[REQUIRED WORK] Within the listing below, locate all lines containing the word "title". Copy each one.

[INFORMATION SUPPLIED]
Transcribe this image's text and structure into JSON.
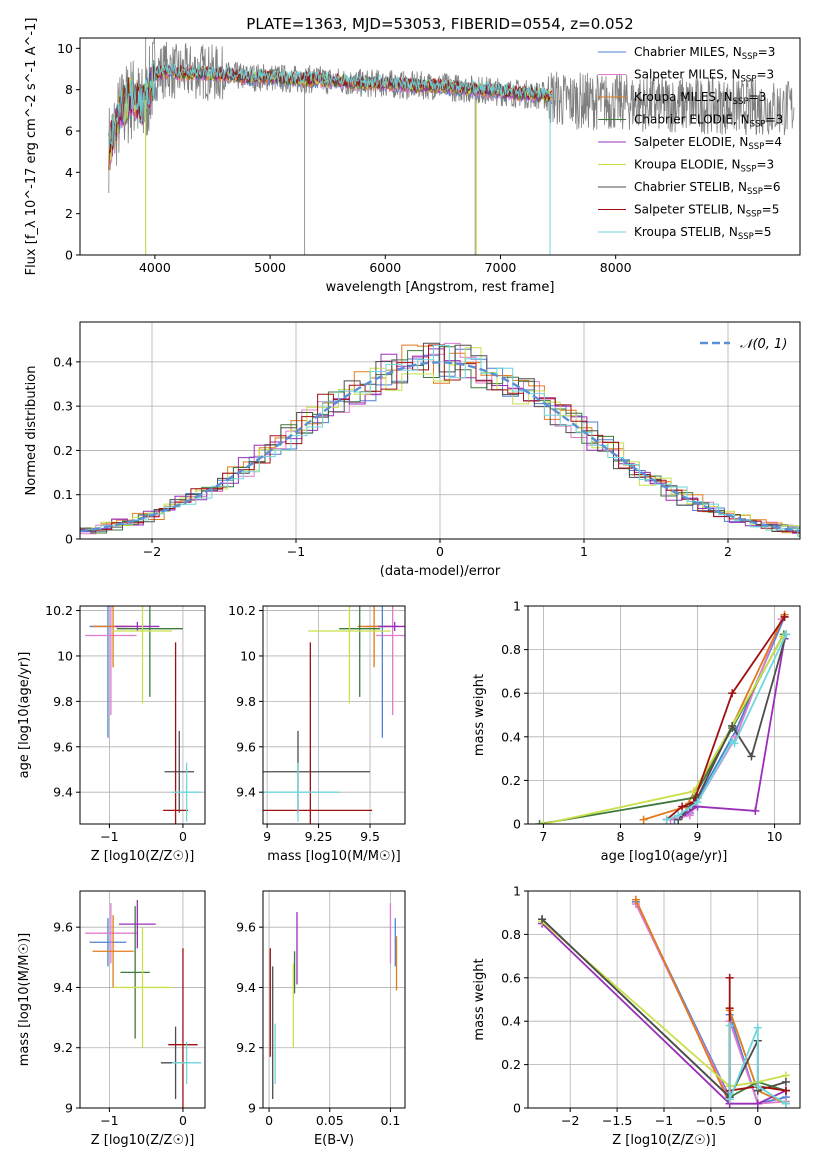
{
  "figure": {
    "title": "PLATE=1363, MJD=53053, FIBERID=0554, z=0.052"
  },
  "series_styles": [
    {
      "name": "Chabrier MILES, N_SSP=3",
      "color": "#4f81d3"
    },
    {
      "name": "Salpeter MILES, N_SSP=3",
      "color": "#e07bd0"
    },
    {
      "name": "Kroupa MILES, N_SSP=3",
      "color": "#e07b1e"
    },
    {
      "name": "Chabrier ELODIE, N_SSP=3",
      "color": "#3c7a3c"
    },
    {
      "name": "Salpeter ELODIE, N_SSP=4",
      "color": "#9a2eb8"
    },
    {
      "name": "Kroupa ELODIE, N_SSP=3",
      "color": "#c9e04a"
    },
    {
      "name": "Chabrier STELIB, N_SSP=6",
      "color": "#4d4d4d"
    },
    {
      "name": "Salpeter STELIB, N_SSP=5",
      "color": "#a01010"
    },
    {
      "name": "Kroupa STELIB, N_SSP=5",
      "color": "#6fd6dc"
    }
  ],
  "chart_data": [
    {
      "id": "spectrum",
      "type": "line",
      "title": "PLATE=1363, MJD=53053, FIBERID=0554, z=0.052",
      "xlabel": "wavelength [Angstrom, rest frame]",
      "ylabel": "Flux [f_λ 10^-17 erg cm^-2 s^-1 A^-1]",
      "xlim": [
        3350,
        9600
      ],
      "ylim": [
        0,
        10.5
      ],
      "xticks": [
        4000,
        5000,
        6000,
        7000,
        8000
      ],
      "yticks": [
        0,
        2,
        4,
        6,
        8,
        10
      ],
      "legend": {
        "placement": "top-right",
        "entries": [
          "Chabrier MILES, N_SSP=3",
          "Salpeter MILES, N_SSP=3",
          "Kroupa MILES, N_SSP=3",
          "Chabrier ELODIE, N_SSP=3",
          "Salpeter ELODIE, N_SSP=4",
          "Kroupa ELODIE, N_SSP=3",
          "Chabrier STELIB, N_SSP=6",
          "Salpeter STELIB, N_SSP=5",
          "Kroupa STELIB, N_SSP=5"
        ]
      },
      "data_envelope": {
        "x": [
          3600,
          3700,
          3800,
          3900,
          4000,
          4100,
          4200,
          4400,
          4600,
          4800,
          5000,
          5200,
          5400,
          5600,
          5800,
          6000,
          6200,
          6400,
          6600,
          6800,
          7000,
          7200,
          7400,
          7500
        ],
        "y": [
          5.2,
          6.8,
          7.6,
          7.0,
          8.8,
          9.0,
          8.8,
          8.9,
          8.7,
          8.6,
          8.6,
          8.5,
          8.5,
          8.4,
          8.3,
          8.3,
          8.2,
          8.2,
          8.1,
          8.0,
          7.9,
          7.8,
          7.7,
          7.6
        ]
      },
      "model_curve": {
        "x": [
          3600,
          3700,
          3800,
          3900,
          4000,
          4100,
          4200,
          4400,
          4600,
          4800,
          5000,
          5200,
          5400,
          5600,
          5800,
          6000,
          6200,
          6400,
          6600,
          6800,
          7000,
          7200,
          7400,
          7500
        ],
        "y": [
          5.0,
          7.0,
          7.8,
          7.2,
          8.7,
          8.9,
          8.8,
          8.8,
          8.7,
          8.6,
          8.6,
          8.5,
          8.5,
          8.4,
          8.3,
          8.3,
          8.2,
          8.2,
          8.1,
          8.0,
          7.9,
          7.8,
          7.7,
          7.6
        ]
      }
    },
    {
      "id": "residuals",
      "type": "line",
      "xlabel": "(data-model)/error",
      "ylabel": "Normed distribution",
      "xlim": [
        -2.5,
        2.5
      ],
      "ylim": [
        0,
        0.49
      ],
      "xticks": [
        -2,
        -1,
        0,
        1,
        2
      ],
      "yticks": [
        0.0,
        0.1,
        0.2,
        0.3,
        0.4
      ],
      "grid": true,
      "legend": {
        "placement": "top-right",
        "entries": [
          "𝒩(0, 1)"
        ]
      },
      "gaussian": {
        "mean": 0,
        "sigma": 1
      }
    },
    {
      "id": "age_vs_Z",
      "type": "scatter",
      "xlabel": "Z [log10(Z/Z☉)]",
      "ylabel": "age [log10(age/yr)]",
      "xlim": [
        -1.4,
        0.3
      ],
      "ylim": [
        9.26,
        10.22
      ],
      "xticks": [
        -1,
        0
      ],
      "yticks": [
        9.4,
        9.6,
        9.8,
        10.0,
        10.2
      ],
      "grid": true,
      "points": [
        {
          "series": 0,
          "x": -1.02,
          "y": 10.13,
          "xerr": 0.25,
          "yerr": 0.49
        },
        {
          "series": 1,
          "x": -0.98,
          "y": 10.09,
          "xerr": 0.35,
          "yerr": 0.35
        },
        {
          "series": 2,
          "x": -0.95,
          "y": 10.13,
          "xerr": 0.28,
          "yerr": 0.18
        },
        {
          "series": 3,
          "x": -0.45,
          "y": 10.12,
          "xerr": 0.45,
          "yerr": 0.3
        },
        {
          "series": 4,
          "x": -0.62,
          "y": 10.13,
          "xerr": 0.3,
          "yerr": 0.02
        },
        {
          "series": 5,
          "x": -0.55,
          "y": 10.11,
          "xerr": 0.4,
          "yerr": 0.32
        },
        {
          "series": 6,
          "x": -0.05,
          "y": 9.49,
          "xerr": 0.2,
          "yerr": 0.18
        },
        {
          "series": 7,
          "x": -0.1,
          "y": 9.32,
          "xerr": 0.17,
          "yerr": 0.74
        },
        {
          "series": 8,
          "x": 0.05,
          "y": 9.4,
          "xerr": 0.2,
          "yerr": 0.13
        }
      ]
    },
    {
      "id": "age_vs_mass",
      "type": "scatter",
      "xlabel": "mass [log10(M/M☉)]",
      "ylabel": "",
      "xlim": [
        8.98,
        9.67
      ],
      "ylim": [
        9.26,
        10.22
      ],
      "xticks": [
        9.0,
        9.25,
        9.5
      ],
      "yticks": [
        9.4,
        9.6,
        9.8,
        10.0,
        10.2
      ],
      "grid": true,
      "points": [
        {
          "series": 0,
          "x": 9.56,
          "y": 10.13,
          "xerr": 0.08,
          "yerr": 0.49
        },
        {
          "series": 1,
          "x": 9.61,
          "y": 10.09,
          "xerr": 0.08,
          "yerr": 0.35
        },
        {
          "series": 2,
          "x": 9.52,
          "y": 10.13,
          "xerr": 0.08,
          "yerr": 0.18
        },
        {
          "series": 3,
          "x": 9.45,
          "y": 10.12,
          "xerr": 0.1,
          "yerr": 0.3
        },
        {
          "series": 4,
          "x": 9.62,
          "y": 10.13,
          "xerr": 0.08,
          "yerr": 0.02
        },
        {
          "series": 5,
          "x": 9.4,
          "y": 10.11,
          "xerr": 0.2,
          "yerr": 0.32
        },
        {
          "series": 6,
          "x": 9.15,
          "y": 9.49,
          "xerr": 0.35,
          "yerr": 0.18
        },
        {
          "series": 7,
          "x": 9.21,
          "y": 9.32,
          "xerr": 0.3,
          "yerr": 0.74
        },
        {
          "series": 8,
          "x": 9.15,
          "y": 9.4,
          "xerr": 0.2,
          "yerr": 0.13
        }
      ]
    },
    {
      "id": "massweight_vs_age",
      "type": "line",
      "xlabel": "age [log10(age/yr)]",
      "ylabel": "mass weight",
      "xlim": [
        6.8,
        10.33
      ],
      "ylim": [
        0,
        1.0
      ],
      "xticks": [
        7,
        8,
        9,
        10
      ],
      "yticks": [
        0.0,
        0.2,
        0.4,
        0.6,
        0.8,
        1.0
      ],
      "grid": true,
      "series": [
        {
          "series": 0,
          "x": [
            8.7,
            8.9,
            9.5,
            10.13
          ],
          "y": [
            0.02,
            0.05,
            0.43,
            0.95
          ]
        },
        {
          "series": 1,
          "x": [
            8.65,
            8.9,
            9.5,
            10.09
          ],
          "y": [
            0.02,
            0.04,
            0.4,
            0.94
          ]
        },
        {
          "series": 2,
          "x": [
            8.3,
            8.85,
            9.45,
            10.13
          ],
          "y": [
            0.02,
            0.08,
            0.45,
            0.96
          ]
        },
        {
          "series": 3,
          "x": [
            6.95,
            8.95,
            9.45,
            10.12
          ],
          "y": [
            0.0,
            0.12,
            0.44,
            0.87
          ]
        },
        {
          "series": 4,
          "x": [
            8.8,
            9.0,
            9.75,
            10.13
          ],
          "y": [
            0.04,
            0.08,
            0.06,
            0.85
          ]
        },
        {
          "series": 5,
          "x": [
            7.0,
            8.95,
            9.45,
            10.11
          ],
          "y": [
            0.0,
            0.15,
            0.45,
            0.86
          ]
        },
        {
          "series": 6,
          "x": [
            8.75,
            8.9,
            9.0,
            9.45,
            9.7,
            10.15
          ],
          "y": [
            0.02,
            0.08,
            0.12,
            0.45,
            0.31,
            0.87
          ]
        },
        {
          "series": 7,
          "x": [
            8.6,
            8.8,
            8.95,
            9.45,
            10.13
          ],
          "y": [
            0.02,
            0.08,
            0.1,
            0.6,
            0.95
          ]
        },
        {
          "series": 8,
          "x": [
            8.6,
            8.75,
            9.0,
            9.45,
            9.48,
            10.15
          ],
          "y": [
            0.02,
            0.04,
            0.1,
            0.38,
            0.37,
            0.87
          ]
        }
      ]
    },
    {
      "id": "mass_vs_Z",
      "type": "scatter",
      "xlabel": "Z [log10(Z/Z☉)]",
      "ylabel": "mass [log10(M/M☉)]",
      "xlim": [
        -1.4,
        0.3
      ],
      "ylim": [
        9.0,
        9.72
      ],
      "xticks": [
        -1,
        0
      ],
      "yticks": [
        9.0,
        9.2,
        9.4,
        9.6
      ],
      "grid": true,
      "points": [
        {
          "series": 0,
          "x": -1.02,
          "y": 9.55,
          "xerr": 0.25,
          "yerr": 0.08
        },
        {
          "series": 1,
          "x": -0.98,
          "y": 9.58,
          "xerr": 0.35,
          "yerr": 0.1
        },
        {
          "series": 2,
          "x": -0.95,
          "y": 9.52,
          "xerr": 0.28,
          "yerr": 0.12
        },
        {
          "series": 3,
          "x": -0.65,
          "y": 9.45,
          "xerr": 0.2,
          "yerr": 0.22
        },
        {
          "series": 4,
          "x": -0.62,
          "y": 9.61,
          "xerr": 0.25,
          "yerr": 0.08
        },
        {
          "series": 5,
          "x": -0.55,
          "y": 9.4,
          "xerr": 0.4,
          "yerr": 0.2
        },
        {
          "series": 6,
          "x": -0.1,
          "y": 9.15,
          "xerr": 0.2,
          "yerr": 0.12
        },
        {
          "series": 7,
          "x": 0.0,
          "y": 9.21,
          "xerr": 0.2,
          "yerr": 0.32
        },
        {
          "series": 8,
          "x": 0.05,
          "y": 9.15,
          "xerr": 0.2,
          "yerr": 0.07
        }
      ]
    },
    {
      "id": "mass_vs_EBV",
      "type": "scatter",
      "xlabel": "E(B-V)",
      "ylabel": "",
      "xlim": [
        -0.005,
        0.112
      ],
      "ylim": [
        9.0,
        9.72
      ],
      "xticks": [
        0.0,
        0.05,
        0.1
      ],
      "yticks": [
        9.0,
        9.2,
        9.4,
        9.6
      ],
      "grid": true,
      "points": [
        {
          "series": 0,
          "x": 0.104,
          "y": 9.55,
          "xerr": 0,
          "yerr": 0.08
        },
        {
          "series": 1,
          "x": 0.1,
          "y": 9.58,
          "xerr": 0,
          "yerr": 0.1
        },
        {
          "series": 2,
          "x": 0.105,
          "y": 9.48,
          "xerr": 0,
          "yerr": 0.09
        },
        {
          "series": 3,
          "x": 0.021,
          "y": 9.45,
          "xerr": 0,
          "yerr": 0.07
        },
        {
          "series": 4,
          "x": 0.023,
          "y": 9.53,
          "xerr": 0,
          "yerr": 0.12
        },
        {
          "series": 5,
          "x": 0.02,
          "y": 9.34,
          "xerr": 0,
          "yerr": 0.14
        },
        {
          "series": 6,
          "x": 0.003,
          "y": 9.25,
          "xerr": 0,
          "yerr": 0.22
        },
        {
          "series": 7,
          "x": 0.001,
          "y": 9.35,
          "xerr": 0,
          "yerr": 0.18
        },
        {
          "series": 8,
          "x": 0.005,
          "y": 9.18,
          "xerr": 0,
          "yerr": 0.1
        }
      ]
    },
    {
      "id": "massweight_vs_Z",
      "type": "line",
      "xlabel": "Z [log10(Z/Z☉)]",
      "ylabel": "mass weight",
      "xlim": [
        -2.45,
        0.45
      ],
      "ylim": [
        0,
        1.0
      ],
      "xticks": [
        -2.0,
        -1.5,
        -1.0,
        -0.5,
        0.0
      ],
      "yticks": [
        0.0,
        0.2,
        0.4,
        0.6,
        0.8,
        1.0
      ],
      "grid": true,
      "series": [
        {
          "series": 0,
          "x": [
            -1.3,
            -0.3,
            -0.3,
            0.0,
            0.3
          ],
          "y": [
            0.95,
            0.05,
            0.43,
            0.02,
            0.05
          ]
        },
        {
          "series": 1,
          "x": [
            -1.3,
            -0.3,
            -0.3,
            0.0,
            0.3
          ],
          "y": [
            0.94,
            0.04,
            0.4,
            0.02,
            0.03
          ]
        },
        {
          "series": 2,
          "x": [
            -1.3,
            -0.3,
            -0.3,
            0.0,
            0.3
          ],
          "y": [
            0.96,
            0.02,
            0.45,
            0.08,
            0.02
          ]
        },
        {
          "series": 3,
          "x": [
            -2.3,
            -0.3,
            0.0,
            0.3
          ],
          "y": [
            0.87,
            0.05,
            0.12,
            0.08
          ]
        },
        {
          "series": 4,
          "x": [
            -2.3,
            -0.3,
            0.0,
            0.3
          ],
          "y": [
            0.85,
            0.02,
            0.02,
            0.08
          ]
        },
        {
          "series": 5,
          "x": [
            -2.3,
            -0.3,
            0.0,
            0.3
          ],
          "y": [
            0.86,
            0.1,
            0.12,
            0.15
          ]
        },
        {
          "series": 6,
          "x": [
            -2.3,
            -0.3,
            0.0,
            0.0,
            0.3
          ],
          "y": [
            0.87,
            0.05,
            0.31,
            0.08,
            0.12
          ]
        },
        {
          "series": 7,
          "x": [
            -0.3,
            -0.3,
            -0.3,
            0.0,
            0.3
          ],
          "y": [
            0.6,
            0.46,
            0.08,
            0.1,
            0.08
          ]
        },
        {
          "series": 8,
          "x": [
            -0.3,
            -0.3,
            0.0,
            0.0,
            0.3
          ],
          "y": [
            0.38,
            0.04,
            0.37,
            0.1,
            0.02
          ]
        }
      ]
    }
  ]
}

[TASK RESULT]
    "title": "PLATE=1363, MJD=53053, FIBERID=0554, z=0.052"
      "title": "PLATE=1363, MJD=53053, FIBERID=0554, z=0.052",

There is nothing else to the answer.